═════ LISTED ENTRIES
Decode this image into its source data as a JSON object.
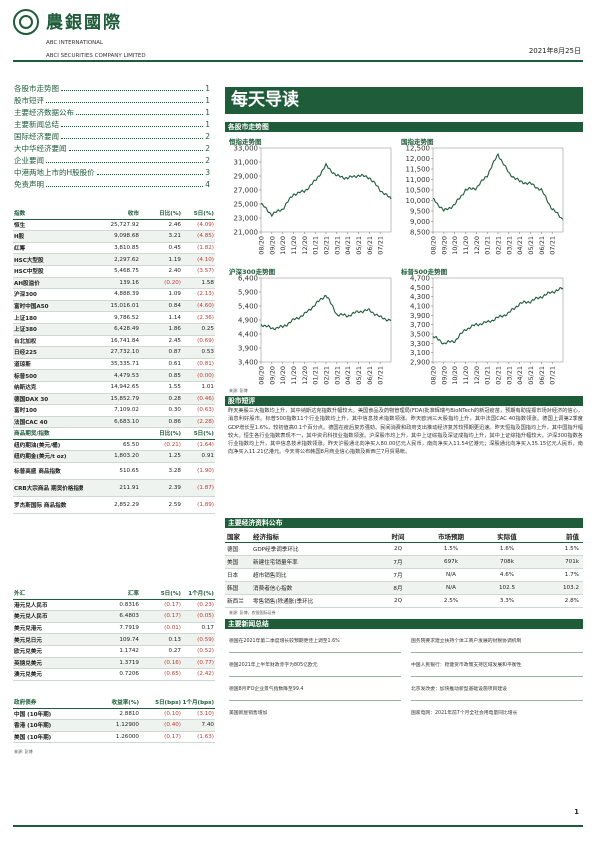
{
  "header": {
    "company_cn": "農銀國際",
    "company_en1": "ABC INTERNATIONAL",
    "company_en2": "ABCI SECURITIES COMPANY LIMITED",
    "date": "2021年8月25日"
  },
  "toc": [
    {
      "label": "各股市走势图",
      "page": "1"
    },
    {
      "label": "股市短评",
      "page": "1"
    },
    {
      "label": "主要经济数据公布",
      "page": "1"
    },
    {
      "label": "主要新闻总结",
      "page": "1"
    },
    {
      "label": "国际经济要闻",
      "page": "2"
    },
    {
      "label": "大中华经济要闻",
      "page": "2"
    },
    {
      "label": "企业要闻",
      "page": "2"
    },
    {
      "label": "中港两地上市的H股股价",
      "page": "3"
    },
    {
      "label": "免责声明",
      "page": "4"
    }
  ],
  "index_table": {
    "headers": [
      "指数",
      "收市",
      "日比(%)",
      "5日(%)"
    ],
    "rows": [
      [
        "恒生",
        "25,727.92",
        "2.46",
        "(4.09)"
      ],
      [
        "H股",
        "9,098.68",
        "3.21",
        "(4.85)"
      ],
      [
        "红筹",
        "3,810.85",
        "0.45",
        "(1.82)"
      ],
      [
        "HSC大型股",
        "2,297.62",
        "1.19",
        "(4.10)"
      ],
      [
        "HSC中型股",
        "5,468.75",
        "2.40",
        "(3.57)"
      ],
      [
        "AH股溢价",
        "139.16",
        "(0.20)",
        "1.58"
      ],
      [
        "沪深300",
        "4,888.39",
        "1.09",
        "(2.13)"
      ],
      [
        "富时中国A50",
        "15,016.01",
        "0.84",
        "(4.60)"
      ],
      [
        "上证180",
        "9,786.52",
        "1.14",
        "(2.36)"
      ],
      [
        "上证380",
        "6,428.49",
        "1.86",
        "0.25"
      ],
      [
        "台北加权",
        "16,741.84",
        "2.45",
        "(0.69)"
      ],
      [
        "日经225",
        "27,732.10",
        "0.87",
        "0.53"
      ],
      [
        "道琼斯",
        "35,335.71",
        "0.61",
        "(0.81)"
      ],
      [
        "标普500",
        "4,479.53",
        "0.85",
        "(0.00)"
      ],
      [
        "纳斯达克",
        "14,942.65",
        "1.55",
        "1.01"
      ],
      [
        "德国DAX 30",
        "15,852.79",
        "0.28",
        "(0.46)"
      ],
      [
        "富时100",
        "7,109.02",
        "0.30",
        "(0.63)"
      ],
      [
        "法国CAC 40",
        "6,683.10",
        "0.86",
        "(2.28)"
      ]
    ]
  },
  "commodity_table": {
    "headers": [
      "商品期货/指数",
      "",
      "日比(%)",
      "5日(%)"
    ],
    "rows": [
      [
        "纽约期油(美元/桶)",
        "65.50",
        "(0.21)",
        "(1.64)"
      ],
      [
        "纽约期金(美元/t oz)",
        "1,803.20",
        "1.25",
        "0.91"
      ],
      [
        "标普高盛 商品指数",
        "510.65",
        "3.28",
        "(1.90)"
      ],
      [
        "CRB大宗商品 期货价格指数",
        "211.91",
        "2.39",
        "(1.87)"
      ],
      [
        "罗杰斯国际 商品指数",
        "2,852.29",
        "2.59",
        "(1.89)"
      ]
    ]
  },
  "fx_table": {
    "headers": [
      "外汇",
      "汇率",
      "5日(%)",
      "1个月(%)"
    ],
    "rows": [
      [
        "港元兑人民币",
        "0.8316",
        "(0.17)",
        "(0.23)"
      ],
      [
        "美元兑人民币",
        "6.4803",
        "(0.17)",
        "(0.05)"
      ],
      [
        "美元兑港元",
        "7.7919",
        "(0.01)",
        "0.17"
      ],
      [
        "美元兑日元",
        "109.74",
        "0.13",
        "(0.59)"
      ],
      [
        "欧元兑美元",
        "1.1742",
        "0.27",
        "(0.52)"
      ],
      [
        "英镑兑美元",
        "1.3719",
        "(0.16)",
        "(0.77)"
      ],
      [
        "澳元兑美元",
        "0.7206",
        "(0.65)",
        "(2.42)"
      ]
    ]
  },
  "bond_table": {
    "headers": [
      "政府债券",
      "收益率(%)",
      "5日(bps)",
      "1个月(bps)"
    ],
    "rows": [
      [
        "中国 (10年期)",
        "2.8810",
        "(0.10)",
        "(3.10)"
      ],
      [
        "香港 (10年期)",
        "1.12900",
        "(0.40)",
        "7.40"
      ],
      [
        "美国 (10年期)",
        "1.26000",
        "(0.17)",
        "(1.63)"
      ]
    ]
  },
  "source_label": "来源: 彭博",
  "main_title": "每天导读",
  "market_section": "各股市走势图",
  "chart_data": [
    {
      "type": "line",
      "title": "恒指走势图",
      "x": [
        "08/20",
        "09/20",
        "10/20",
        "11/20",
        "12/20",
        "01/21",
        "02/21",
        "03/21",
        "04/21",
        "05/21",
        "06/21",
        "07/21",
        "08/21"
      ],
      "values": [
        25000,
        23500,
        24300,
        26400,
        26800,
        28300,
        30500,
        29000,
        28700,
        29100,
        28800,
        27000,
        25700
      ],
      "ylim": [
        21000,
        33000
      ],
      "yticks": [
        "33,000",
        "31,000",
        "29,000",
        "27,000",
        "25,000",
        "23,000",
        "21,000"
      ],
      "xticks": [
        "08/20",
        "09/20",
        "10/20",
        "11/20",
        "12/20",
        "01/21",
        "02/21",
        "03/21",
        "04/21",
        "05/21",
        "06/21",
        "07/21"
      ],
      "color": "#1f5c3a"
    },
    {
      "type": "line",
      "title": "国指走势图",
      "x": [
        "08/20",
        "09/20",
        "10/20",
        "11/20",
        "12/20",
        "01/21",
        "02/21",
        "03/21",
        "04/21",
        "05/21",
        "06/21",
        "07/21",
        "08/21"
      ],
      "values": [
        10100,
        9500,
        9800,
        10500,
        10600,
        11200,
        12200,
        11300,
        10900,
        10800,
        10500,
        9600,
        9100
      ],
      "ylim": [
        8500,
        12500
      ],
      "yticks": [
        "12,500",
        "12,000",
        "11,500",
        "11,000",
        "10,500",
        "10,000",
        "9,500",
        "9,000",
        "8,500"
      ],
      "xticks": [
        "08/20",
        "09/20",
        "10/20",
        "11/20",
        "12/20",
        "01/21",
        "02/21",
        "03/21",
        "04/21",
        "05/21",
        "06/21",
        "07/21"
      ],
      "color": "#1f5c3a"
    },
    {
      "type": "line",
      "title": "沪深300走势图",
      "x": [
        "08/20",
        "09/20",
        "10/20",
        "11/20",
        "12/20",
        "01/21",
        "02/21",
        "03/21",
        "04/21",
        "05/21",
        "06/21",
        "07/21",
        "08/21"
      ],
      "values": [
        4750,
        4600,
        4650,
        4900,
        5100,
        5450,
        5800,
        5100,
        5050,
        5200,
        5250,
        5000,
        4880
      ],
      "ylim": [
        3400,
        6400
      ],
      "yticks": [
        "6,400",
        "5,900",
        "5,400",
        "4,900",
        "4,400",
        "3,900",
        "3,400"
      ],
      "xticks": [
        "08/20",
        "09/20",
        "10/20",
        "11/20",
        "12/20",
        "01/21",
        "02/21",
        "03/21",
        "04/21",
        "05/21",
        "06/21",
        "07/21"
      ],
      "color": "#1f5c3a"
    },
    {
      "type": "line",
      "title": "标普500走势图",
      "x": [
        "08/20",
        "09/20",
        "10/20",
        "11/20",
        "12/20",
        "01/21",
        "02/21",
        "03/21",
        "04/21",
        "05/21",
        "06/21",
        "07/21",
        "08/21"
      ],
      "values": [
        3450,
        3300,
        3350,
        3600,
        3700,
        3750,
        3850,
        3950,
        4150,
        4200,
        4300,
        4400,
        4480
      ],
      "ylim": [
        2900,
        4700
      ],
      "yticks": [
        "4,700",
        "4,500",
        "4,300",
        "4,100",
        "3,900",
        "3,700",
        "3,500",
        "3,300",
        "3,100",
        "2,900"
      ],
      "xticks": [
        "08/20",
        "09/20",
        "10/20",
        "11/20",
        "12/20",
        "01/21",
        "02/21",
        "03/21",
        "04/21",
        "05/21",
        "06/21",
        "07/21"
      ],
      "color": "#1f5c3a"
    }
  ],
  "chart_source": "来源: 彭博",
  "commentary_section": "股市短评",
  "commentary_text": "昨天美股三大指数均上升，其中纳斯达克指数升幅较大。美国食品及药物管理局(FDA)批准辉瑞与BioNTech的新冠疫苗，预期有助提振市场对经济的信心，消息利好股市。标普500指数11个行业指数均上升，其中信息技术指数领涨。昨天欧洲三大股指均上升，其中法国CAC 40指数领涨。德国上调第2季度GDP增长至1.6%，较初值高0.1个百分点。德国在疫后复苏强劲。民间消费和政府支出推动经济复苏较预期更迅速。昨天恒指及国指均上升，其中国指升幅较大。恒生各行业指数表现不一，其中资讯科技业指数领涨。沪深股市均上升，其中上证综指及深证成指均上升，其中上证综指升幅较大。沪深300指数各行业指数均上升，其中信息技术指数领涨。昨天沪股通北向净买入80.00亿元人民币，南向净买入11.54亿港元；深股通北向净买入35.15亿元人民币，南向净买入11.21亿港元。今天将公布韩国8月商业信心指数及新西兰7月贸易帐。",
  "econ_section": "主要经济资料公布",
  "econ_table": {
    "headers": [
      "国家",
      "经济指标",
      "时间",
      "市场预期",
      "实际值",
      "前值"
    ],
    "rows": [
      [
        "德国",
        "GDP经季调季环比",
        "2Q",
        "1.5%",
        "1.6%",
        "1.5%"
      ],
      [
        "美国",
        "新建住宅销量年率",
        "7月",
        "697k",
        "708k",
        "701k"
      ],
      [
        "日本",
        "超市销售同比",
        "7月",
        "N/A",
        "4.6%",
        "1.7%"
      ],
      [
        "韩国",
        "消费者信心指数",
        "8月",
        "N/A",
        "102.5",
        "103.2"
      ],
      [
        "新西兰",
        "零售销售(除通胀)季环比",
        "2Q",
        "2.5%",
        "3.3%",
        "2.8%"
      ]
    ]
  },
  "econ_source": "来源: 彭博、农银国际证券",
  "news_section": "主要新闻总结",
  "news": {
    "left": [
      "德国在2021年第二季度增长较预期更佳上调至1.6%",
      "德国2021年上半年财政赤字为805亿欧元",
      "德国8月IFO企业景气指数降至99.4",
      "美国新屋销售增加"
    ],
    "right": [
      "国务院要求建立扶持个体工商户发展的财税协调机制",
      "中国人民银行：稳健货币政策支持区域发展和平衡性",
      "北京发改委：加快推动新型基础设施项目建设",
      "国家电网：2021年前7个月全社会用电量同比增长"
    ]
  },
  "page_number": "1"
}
══════════
■ THE EXERCISE ■
Pull out every line in the material above where "股市短评" occurs.

■ EXPECTED OUTPUT ■
      "label": "股市短评",
  "commentary_section": "股市短评",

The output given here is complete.